* [What is required]: Under this task are some entries; return every one of them exactly.

Stored items:
* begin *

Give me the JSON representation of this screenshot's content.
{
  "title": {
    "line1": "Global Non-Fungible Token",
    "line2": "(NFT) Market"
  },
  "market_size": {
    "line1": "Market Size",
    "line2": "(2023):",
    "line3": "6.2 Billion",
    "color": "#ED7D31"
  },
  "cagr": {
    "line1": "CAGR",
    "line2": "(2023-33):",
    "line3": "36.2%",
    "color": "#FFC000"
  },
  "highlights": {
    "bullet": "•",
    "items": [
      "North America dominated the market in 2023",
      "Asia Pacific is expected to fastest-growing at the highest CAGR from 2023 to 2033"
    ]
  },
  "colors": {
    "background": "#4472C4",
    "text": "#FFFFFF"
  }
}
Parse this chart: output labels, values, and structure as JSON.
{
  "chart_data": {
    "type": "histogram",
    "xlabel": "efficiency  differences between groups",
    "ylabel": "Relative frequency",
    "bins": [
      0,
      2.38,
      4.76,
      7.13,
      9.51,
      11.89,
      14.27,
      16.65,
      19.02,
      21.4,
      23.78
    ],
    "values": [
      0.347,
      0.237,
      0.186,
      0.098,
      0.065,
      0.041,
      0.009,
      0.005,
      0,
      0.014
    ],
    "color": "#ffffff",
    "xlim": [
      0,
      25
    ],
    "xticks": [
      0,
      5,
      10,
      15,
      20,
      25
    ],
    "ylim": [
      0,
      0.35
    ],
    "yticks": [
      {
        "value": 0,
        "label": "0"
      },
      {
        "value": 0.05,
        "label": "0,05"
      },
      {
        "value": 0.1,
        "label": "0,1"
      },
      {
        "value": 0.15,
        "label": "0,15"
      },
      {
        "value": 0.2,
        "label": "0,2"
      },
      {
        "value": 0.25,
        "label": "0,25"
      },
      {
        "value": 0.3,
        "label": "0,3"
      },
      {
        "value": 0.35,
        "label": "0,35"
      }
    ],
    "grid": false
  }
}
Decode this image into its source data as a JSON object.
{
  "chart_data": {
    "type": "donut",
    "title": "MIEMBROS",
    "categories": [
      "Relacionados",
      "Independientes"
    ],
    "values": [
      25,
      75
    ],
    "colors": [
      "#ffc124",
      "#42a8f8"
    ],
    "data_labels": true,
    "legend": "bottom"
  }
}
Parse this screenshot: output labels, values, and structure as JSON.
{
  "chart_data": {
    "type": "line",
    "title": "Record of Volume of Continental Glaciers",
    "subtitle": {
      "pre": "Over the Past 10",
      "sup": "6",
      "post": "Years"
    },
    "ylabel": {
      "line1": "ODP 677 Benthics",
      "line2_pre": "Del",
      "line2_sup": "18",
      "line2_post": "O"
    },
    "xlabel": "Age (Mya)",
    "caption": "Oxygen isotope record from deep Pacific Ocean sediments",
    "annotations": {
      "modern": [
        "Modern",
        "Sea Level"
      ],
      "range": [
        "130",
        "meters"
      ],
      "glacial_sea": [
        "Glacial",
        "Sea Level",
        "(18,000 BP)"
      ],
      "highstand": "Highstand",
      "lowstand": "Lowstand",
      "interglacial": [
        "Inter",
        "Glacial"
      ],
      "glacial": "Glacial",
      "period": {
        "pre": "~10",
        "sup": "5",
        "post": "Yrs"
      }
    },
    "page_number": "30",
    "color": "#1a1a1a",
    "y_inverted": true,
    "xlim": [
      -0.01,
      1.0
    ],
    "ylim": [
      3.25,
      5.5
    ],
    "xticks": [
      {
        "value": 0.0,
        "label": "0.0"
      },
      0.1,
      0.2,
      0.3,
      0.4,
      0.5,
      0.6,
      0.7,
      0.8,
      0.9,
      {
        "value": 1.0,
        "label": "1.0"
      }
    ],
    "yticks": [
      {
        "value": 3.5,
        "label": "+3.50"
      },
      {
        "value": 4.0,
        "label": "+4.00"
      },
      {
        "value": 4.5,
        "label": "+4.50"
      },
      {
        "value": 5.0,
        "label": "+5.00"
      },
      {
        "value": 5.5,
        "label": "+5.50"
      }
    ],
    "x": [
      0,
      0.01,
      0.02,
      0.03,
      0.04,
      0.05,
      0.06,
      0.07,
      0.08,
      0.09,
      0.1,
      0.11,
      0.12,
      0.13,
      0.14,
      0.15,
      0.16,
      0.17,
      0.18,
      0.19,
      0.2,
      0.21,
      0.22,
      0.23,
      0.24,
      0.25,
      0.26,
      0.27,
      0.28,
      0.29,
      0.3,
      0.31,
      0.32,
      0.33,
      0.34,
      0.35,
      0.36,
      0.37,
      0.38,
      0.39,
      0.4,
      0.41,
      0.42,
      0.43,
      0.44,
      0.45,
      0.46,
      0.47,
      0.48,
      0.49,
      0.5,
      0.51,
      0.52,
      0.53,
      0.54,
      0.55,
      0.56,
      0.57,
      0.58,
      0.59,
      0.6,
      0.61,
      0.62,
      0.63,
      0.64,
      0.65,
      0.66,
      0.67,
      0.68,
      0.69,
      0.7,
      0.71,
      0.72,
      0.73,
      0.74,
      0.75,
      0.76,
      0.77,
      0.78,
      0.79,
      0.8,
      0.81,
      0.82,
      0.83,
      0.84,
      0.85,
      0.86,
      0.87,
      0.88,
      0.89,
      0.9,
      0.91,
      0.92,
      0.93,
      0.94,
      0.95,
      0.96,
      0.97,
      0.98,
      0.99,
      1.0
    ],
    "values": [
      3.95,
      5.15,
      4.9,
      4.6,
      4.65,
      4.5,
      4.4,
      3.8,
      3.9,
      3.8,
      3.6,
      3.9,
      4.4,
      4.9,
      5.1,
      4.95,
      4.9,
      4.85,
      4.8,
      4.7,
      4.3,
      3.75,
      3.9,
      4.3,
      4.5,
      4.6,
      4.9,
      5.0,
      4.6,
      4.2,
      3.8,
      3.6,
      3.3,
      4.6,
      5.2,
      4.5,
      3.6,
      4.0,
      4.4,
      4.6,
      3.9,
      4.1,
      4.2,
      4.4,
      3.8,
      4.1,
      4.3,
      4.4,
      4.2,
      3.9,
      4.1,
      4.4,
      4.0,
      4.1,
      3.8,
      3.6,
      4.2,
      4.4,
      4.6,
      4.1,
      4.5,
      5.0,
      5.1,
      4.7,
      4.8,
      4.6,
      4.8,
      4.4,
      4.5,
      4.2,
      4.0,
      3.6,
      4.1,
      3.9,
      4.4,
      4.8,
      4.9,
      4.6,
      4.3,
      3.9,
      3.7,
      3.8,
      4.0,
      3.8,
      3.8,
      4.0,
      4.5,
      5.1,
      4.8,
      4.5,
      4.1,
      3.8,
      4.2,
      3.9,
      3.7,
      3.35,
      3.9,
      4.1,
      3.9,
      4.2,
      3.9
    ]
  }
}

* end *

* [Response below]:
Give me the JSON representation of this screenshot's content.
{
  "title": {
    "line1": "Global Non-Fungible Token",
    "line2": "(NFT) Market"
  },
  "market_size": {
    "line1": "Market Size",
    "line2": "(2023):",
    "line3": "6.2 Billion",
    "color": "#ED7D31"
  },
  "cagr": {
    "line1": "CAGR",
    "line2": "(2023-33):",
    "line3": "36.2%",
    "color": "#FFC000"
  },
  "highlights": {
    "bullet": "•",
    "items": [
      "North America dominated the market in 2023",
      "Asia Pacific is expected to fastest-growing at the highest CAGR from 2023 to 2033"
    ]
  },
  "colors": {
    "background": "#4472C4",
    "text": "#FFFFFF"
  }
}
Parse this chart: output labels, values, and structure as JSON.
{
  "chart_data": {
    "type": "histogram",
    "xlabel": "efficiency  differences between groups",
    "ylabel": "Relative frequency",
    "bins": [
      0,
      2.38,
      4.76,
      7.13,
      9.51,
      11.89,
      14.27,
      16.65,
      19.02,
      21.4,
      23.78
    ],
    "values": [
      0.347,
      0.237,
      0.186,
      0.098,
      0.065,
      0.041,
      0.009,
      0.005,
      0,
      0.014
    ],
    "color": "#ffffff",
    "xlim": [
      0,
      25
    ],
    "xticks": [
      0,
      5,
      10,
      15,
      20,
      25
    ],
    "ylim": [
      0,
      0.35
    ],
    "yticks": [
      {
        "value": 0,
        "label": "0"
      },
      {
        "value": 0.05,
        "label": "0,05"
      },
      {
        "value": 0.1,
        "label": "0,1"
      },
      {
        "value": 0.15,
        "label": "0,15"
      },
      {
        "value": 0.2,
        "label": "0,2"
      },
      {
        "value": 0.25,
        "label": "0,25"
      },
      {
        "value": 0.3,
        "label": "0,3"
      },
      {
        "value": 0.35,
        "label": "0,35"
      }
    ],
    "grid": false
  }
}
Decode this image into its source data as a JSON object.
{
  "chart_data": {
    "type": "donut",
    "title": "MIEMBROS",
    "categories": [
      "Relacionados",
      "Independientes"
    ],
    "values": [
      25,
      75
    ],
    "colors": [
      "#ffc124",
      "#42a8f8"
    ],
    "data_labels": true,
    "legend": "bottom"
  }
}
Parse this screenshot: output labels, values, and structure as JSON.
{
  "chart_data": {
    "type": "line",
    "title": "Record of Volume of Continental Glaciers",
    "subtitle": {
      "pre": "Over the Past 10",
      "sup": "6",
      "post": "Years"
    },
    "ylabel": {
      "line1": "ODP 677 Benthics",
      "line2_pre": "Del",
      "line2_sup": "18",
      "line2_post": "O"
    },
    "xlabel": "Age (Mya)",
    "caption": "Oxygen isotope record from deep Pacific Ocean sediments",
    "annotations": {
      "modern": [
        "Modern",
        "Sea Level"
      ],
      "range": [
        "130",
        "meters"
      ],
      "glacial_sea": [
        "Glacial",
        "Sea Level",
        "(18,000 BP)"
      ],
      "highstand": "Highstand",
      "lowstand": "Lowstand",
      "interglacial": [
        "Inter",
        "Glacial"
      ],
      "glacial": "Glacial",
      "period": {
        "pre": "~10",
        "sup": "5",
        "post": "Yrs"
      }
    },
    "page_number": "30",
    "color": "#1a1a1a",
    "y_inverted": true,
    "xlim": [
      -0.01,
      1.0
    ],
    "ylim": [
      3.25,
      5.5
    ],
    "xticks": [
      {
        "value": 0.0,
        "label": "0.0"
      },
      0.1,
      0.2,
      0.3,
      0.4,
      0.5,
      0.6,
      0.7,
      0.8,
      0.9,
      {
        "value": 1.0,
        "label": "1.0"
      }
    ],
    "yticks": [
      {
        "value": 3.5,
        "label": "+3.50"
      },
      {
        "value": 4.0,
        "label": "+4.00"
      },
      {
        "value": 4.5,
        "label": "+4.50"
      },
      {
        "value": 5.0,
        "label": "+5.00"
      },
      {
        "value": 5.5,
        "label": "+5.50"
      }
    ],
    "x": [
      0,
      0.01,
      0.02,
      0.03,
      0.04,
      0.05,
      0.06,
      0.07,
      0.08,
      0.09,
      0.1,
      0.11,
      0.12,
      0.13,
      0.14,
      0.15,
      0.16,
      0.17,
      0.18,
      0.19,
      0.2,
      0.21,
      0.22,
      0.23,
      0.24,
      0.25,
      0.26,
      0.27,
      0.28,
      0.29,
      0.3,
      0.31,
      0.32,
      0.33,
      0.34,
      0.35,
      0.36,
      0.37,
      0.38,
      0.39,
      0.4,
      0.41,
      0.42,
      0.43,
      0.44,
      0.45,
      0.46,
      0.47,
      0.48,
      0.49,
      0.5,
      0.51,
      0.52,
      0.53,
      0.54,
      0.55,
      0.56,
      0.57,
      0.58,
      0.59,
      0.6,
      0.61,
      0.62,
      0.63,
      0.64,
      0.65,
      0.66,
      0.67,
      0.68,
      0.69,
      0.7,
      0.71,
      0.72,
      0.73,
      0.74,
      0.75,
      0.76,
      0.77,
      0.78,
      0.79,
      0.8,
      0.81,
      0.82,
      0.83,
      0.84,
      0.85,
      0.86,
      0.87,
      0.88,
      0.89,
      0.9,
      0.91,
      0.92,
      0.93,
      0.94,
      0.95,
      0.96,
      0.97,
      0.98,
      0.99,
      1.0
    ],
    "values": [
      3.95,
      5.15,
      4.9,
      4.6,
      4.65,
      4.5,
      4.4,
      3.8,
      3.9,
      3.8,
      3.6,
      3.9,
      4.4,
      4.9,
      5.1,
      4.95,
      4.9,
      4.85,
      4.8,
      4.7,
      4.3,
      3.75,
      3.9,
      4.3,
      4.5,
      4.6,
      4.9,
      5.0,
      4.6,
      4.2,
      3.8,
      3.6,
      3.3,
      4.6,
      5.2,
      4.5,
      3.6,
      4.0,
      4.4,
      4.6,
      3.9,
      4.1,
      4.2,
      4.4,
      3.8,
      4.1,
      4.3,
      4.4,
      4.2,
      3.9,
      4.1,
      4.4,
      4.0,
      4.1,
      3.8,
      3.6,
      4.2,
      4.4,
      4.6,
      4.1,
      4.5,
      5.0,
      5.1,
      4.7,
      4.8,
      4.6,
      4.8,
      4.4,
      4.5,
      4.2,
      4.0,
      3.6,
      4.1,
      3.9,
      4.4,
      4.8,
      4.9,
      4.6,
      4.3,
      3.9,
      3.7,
      3.8,
      4.0,
      3.8,
      3.8,
      4.0,
      4.5,
      5.1,
      4.8,
      4.5,
      4.1,
      3.8,
      4.2,
      3.9,
      3.7,
      3.35,
      3.9,
      4.1,
      3.9,
      4.2,
      3.9
    ]
  }
}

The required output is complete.